(Lines of data)
+===+

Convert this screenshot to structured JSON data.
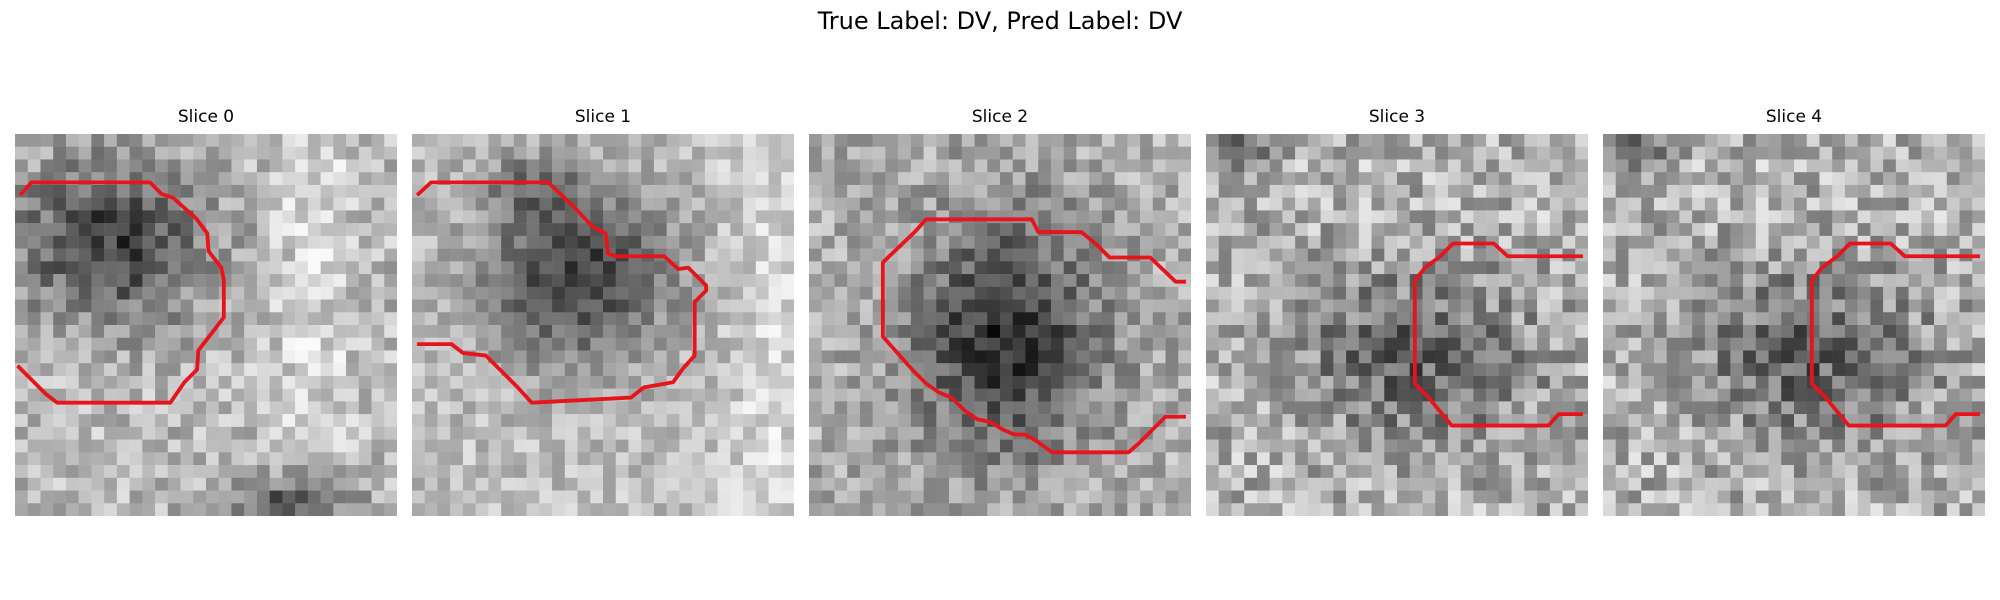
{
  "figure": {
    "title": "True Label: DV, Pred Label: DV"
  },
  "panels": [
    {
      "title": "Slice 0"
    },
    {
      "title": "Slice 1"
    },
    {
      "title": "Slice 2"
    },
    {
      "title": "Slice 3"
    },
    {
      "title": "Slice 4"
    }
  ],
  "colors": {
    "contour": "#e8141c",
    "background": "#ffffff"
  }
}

+===+

## YOUR TASK
Write out the listing word for word, omitting the pictures it holds.

## RESULT OF THIS TASK
Convert this screenshot to structured JSON data.
{
  "figure": {
    "title": "True Label: DV, Pred Label: DV"
  },
  "panels": [
    {
      "title": "Slice 0"
    },
    {
      "title": "Slice 1"
    },
    {
      "title": "Slice 2"
    },
    {
      "title": "Slice 3"
    },
    {
      "title": "Slice 4"
    }
  ],
  "colors": {
    "contour": "#e8141c",
    "background": "#ffffff"
  }
}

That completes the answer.